▶ _Objective_
Write out each record below exactly as it appears, with no pictures.

▶ _Information given_
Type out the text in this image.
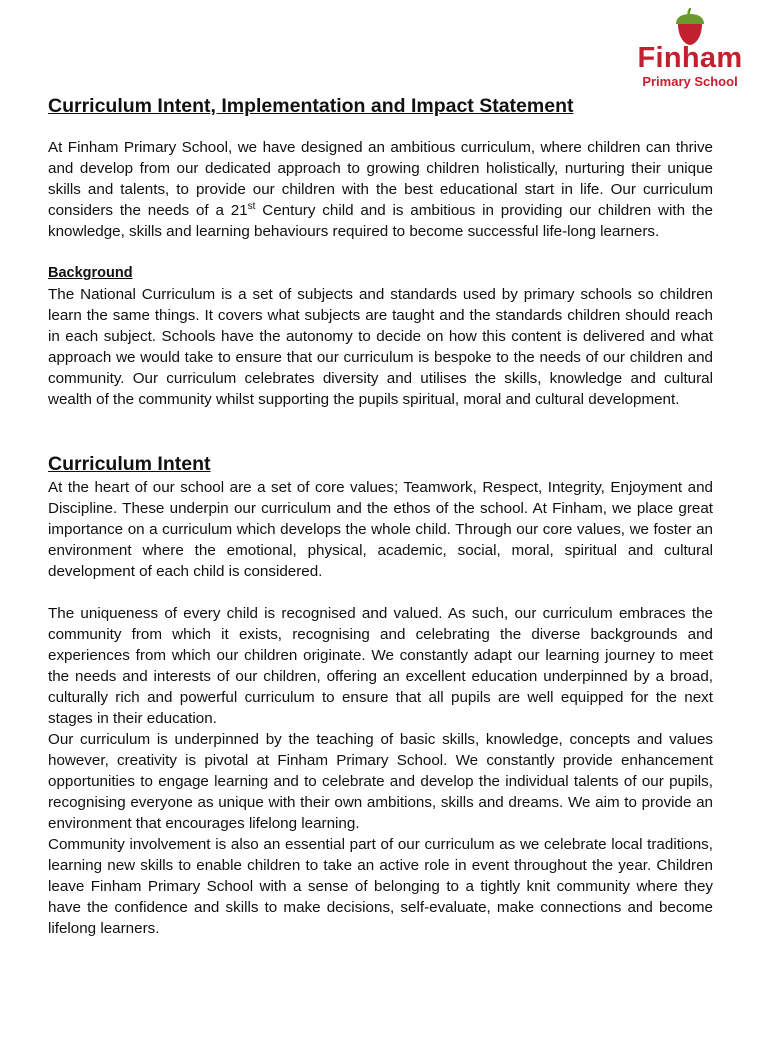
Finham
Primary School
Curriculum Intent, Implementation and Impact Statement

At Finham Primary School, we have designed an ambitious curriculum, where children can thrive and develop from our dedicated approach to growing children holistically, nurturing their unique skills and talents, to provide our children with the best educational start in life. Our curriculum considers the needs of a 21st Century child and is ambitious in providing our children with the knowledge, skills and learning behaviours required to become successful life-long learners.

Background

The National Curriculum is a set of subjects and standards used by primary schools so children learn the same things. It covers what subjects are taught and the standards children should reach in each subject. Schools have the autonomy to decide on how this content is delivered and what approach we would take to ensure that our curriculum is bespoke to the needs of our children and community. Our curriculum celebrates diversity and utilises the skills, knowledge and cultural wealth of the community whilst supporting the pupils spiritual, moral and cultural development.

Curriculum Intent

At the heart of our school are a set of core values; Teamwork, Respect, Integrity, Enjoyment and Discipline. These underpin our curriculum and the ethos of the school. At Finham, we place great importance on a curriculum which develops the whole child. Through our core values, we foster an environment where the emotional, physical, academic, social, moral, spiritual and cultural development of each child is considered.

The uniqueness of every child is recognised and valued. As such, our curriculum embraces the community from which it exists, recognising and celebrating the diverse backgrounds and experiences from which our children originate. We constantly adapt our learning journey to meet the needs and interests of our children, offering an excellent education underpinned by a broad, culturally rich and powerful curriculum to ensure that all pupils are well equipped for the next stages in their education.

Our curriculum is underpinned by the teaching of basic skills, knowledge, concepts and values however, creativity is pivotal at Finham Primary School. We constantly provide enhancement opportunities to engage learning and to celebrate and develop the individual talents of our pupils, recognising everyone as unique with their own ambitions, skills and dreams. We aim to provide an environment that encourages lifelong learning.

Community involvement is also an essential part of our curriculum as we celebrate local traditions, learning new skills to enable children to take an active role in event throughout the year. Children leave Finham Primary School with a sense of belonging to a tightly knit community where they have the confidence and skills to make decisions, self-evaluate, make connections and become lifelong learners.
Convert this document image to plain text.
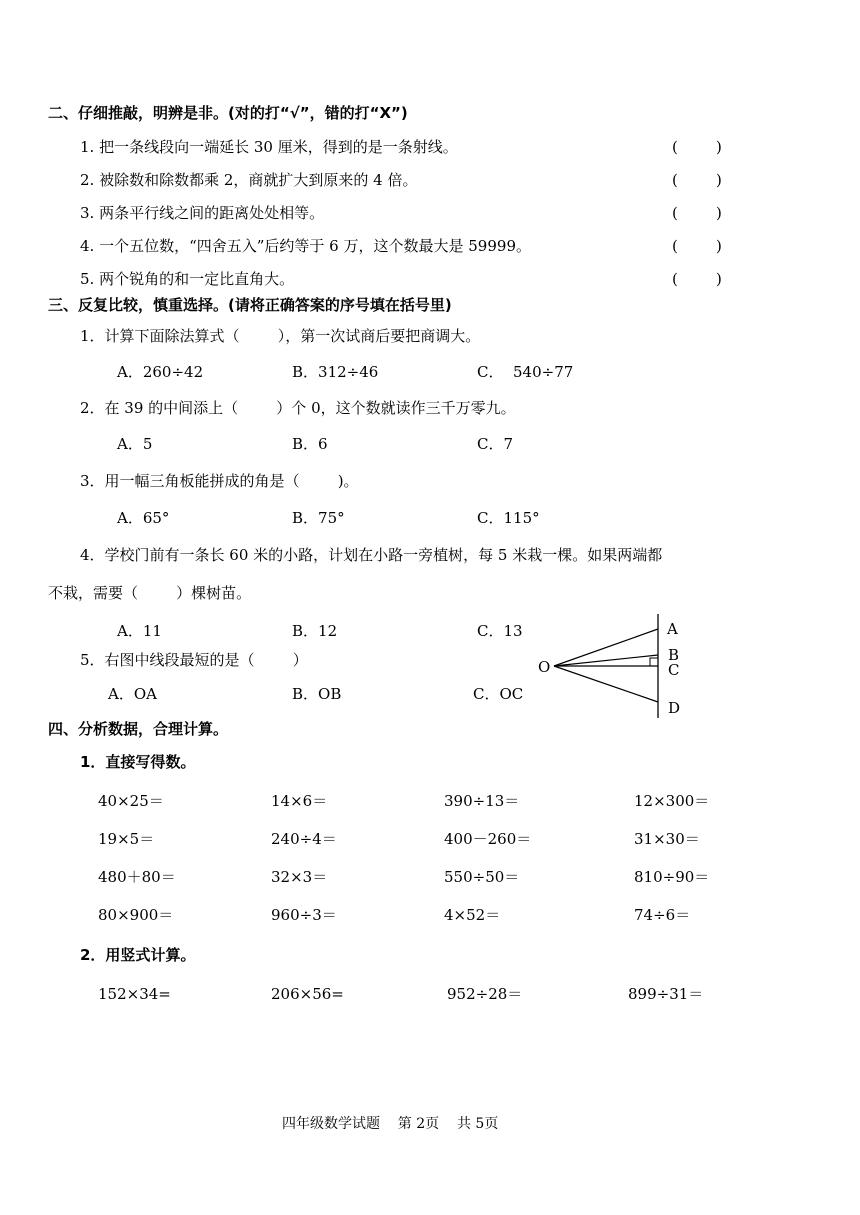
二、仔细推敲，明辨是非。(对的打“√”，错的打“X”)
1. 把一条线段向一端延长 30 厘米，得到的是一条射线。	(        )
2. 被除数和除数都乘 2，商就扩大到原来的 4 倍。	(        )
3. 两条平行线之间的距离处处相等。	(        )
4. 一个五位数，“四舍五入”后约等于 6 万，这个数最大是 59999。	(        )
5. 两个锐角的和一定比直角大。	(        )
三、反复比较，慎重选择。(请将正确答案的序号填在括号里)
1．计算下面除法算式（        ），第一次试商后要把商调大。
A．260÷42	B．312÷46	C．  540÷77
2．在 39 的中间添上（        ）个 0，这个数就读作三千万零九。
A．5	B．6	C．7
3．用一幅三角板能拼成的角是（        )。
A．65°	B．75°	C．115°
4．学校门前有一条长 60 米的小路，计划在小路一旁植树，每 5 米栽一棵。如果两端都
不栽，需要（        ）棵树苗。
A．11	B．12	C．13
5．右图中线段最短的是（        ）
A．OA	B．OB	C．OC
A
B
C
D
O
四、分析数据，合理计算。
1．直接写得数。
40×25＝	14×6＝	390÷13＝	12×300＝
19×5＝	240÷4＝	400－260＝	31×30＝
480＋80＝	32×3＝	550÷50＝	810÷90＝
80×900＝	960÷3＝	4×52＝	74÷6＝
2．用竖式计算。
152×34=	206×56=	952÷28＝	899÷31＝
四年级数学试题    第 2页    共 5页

▶ _Result of the exercise_
Type out the text in this image.
Finham
Primary School
Curriculum Intent, Implementation and Impact Statement

At Finham Primary School, we have designed an ambitious curriculum, where children can thrive and develop from our dedicated approach to growing children holistically, nurturing their unique skills and talents, to provide our children with the best educational start in life. Our curriculum considers the needs of a 21st Century child and is ambitious in providing our children with the knowledge, skills and learning behaviours required to become successful life-long learners.

Background

The National Curriculum is a set of subjects and standards used by primary schools so children learn the same things. It covers what subjects are taught and the standards children should reach in each subject. Schools have the autonomy to decide on how this content is delivered and what approach we would take to ensure that our curriculum is bespoke to the needs of our children and community. Our curriculum celebrates diversity and utilises the skills, knowledge and cultural wealth of the community whilst supporting the pupils spiritual, moral and cultural development.

Curriculum Intent

At the heart of our school are a set of core values; Teamwork, Respect, Integrity, Enjoyment and Discipline. These underpin our curriculum and the ethos of the school. At Finham, we place great importance on a curriculum which develops the whole child. Through our core values, we foster an environment where the emotional, physical, academic, social, moral, spiritual and cultural development of each child is considered.

The uniqueness of every child is recognised and valued. As such, our curriculum embraces the community from which it exists, recognising and celebrating the diverse backgrounds and experiences from which our children originate. We constantly adapt our learning journey to meet the needs and interests of our children, offering an excellent education underpinned by a broad, culturally rich and powerful curriculum to ensure that all pupils are well equipped for the next stages in their education.

Our curriculum is underpinned by the teaching of basic skills, knowledge, concepts and values however, creativity is pivotal at Finham Primary School. We constantly provide enhancement opportunities to engage learning and to celebrate and develop the individual talents of our pupils, recognising everyone as unique with their own ambitions, skills and dreams. We aim to provide an environment that encourages lifelong learning.

Community involvement is also an essential part of our curriculum as we celebrate local traditions, learning new skills to enable children to take an active role in event throughout the year. Children leave Finham Primary School with a sense of belonging to a tightly knit community where they have the confidence and skills to make decisions, self-evaluate, make connections and become lifelong learners.
Convert this document image to plain text.
二、仔细推敲，明辨是非。(对的打“√”，错的打“X”)
1. 把一条线段向一端延长 30 厘米，得到的是一条射线。	(        )
2. 被除数和除数都乘 2，商就扩大到原来的 4 倍。	(        )
3. 两条平行线之间的距离处处相等。	(        )
4. 一个五位数，“四舍五入”后约等于 6 万，这个数最大是 59999。	(        )
5. 两个锐角的和一定比直角大。	(        )
三、反复比较，慎重选择。(请将正确答案的序号填在括号里)
1．计算下面除法算式（        ），第一次试商后要把商调大。
A．260÷42	B．312÷46	C．  540÷77
2．在 39 的中间添上（        ）个 0，这个数就读作三千万零九。
A．5	B．6	C．7
3．用一幅三角板能拼成的角是（        )。
A．65°	B．75°	C．115°
4．学校门前有一条长 60 米的小路，计划在小路一旁植树，每 5 米栽一棵。如果两端都
不栽，需要（        ）棵树苗。
A．11	B．12	C．13
5．右图中线段最短的是（        ）
A．OA	B．OB	C．OC
A
B
C
D
O
四、分析数据，合理计算。
1．直接写得数。
40×25＝	14×6＝	390÷13＝	12×300＝
19×5＝	240÷4＝	400－260＝	31×30＝
480＋80＝	32×3＝	550÷50＝	810÷90＝
80×900＝	960÷3＝	4×52＝	74÷6＝
2．用竖式计算。
152×34=	206×56=	952÷28＝	899÷31＝
四年级数学试题    第 2页    共 5页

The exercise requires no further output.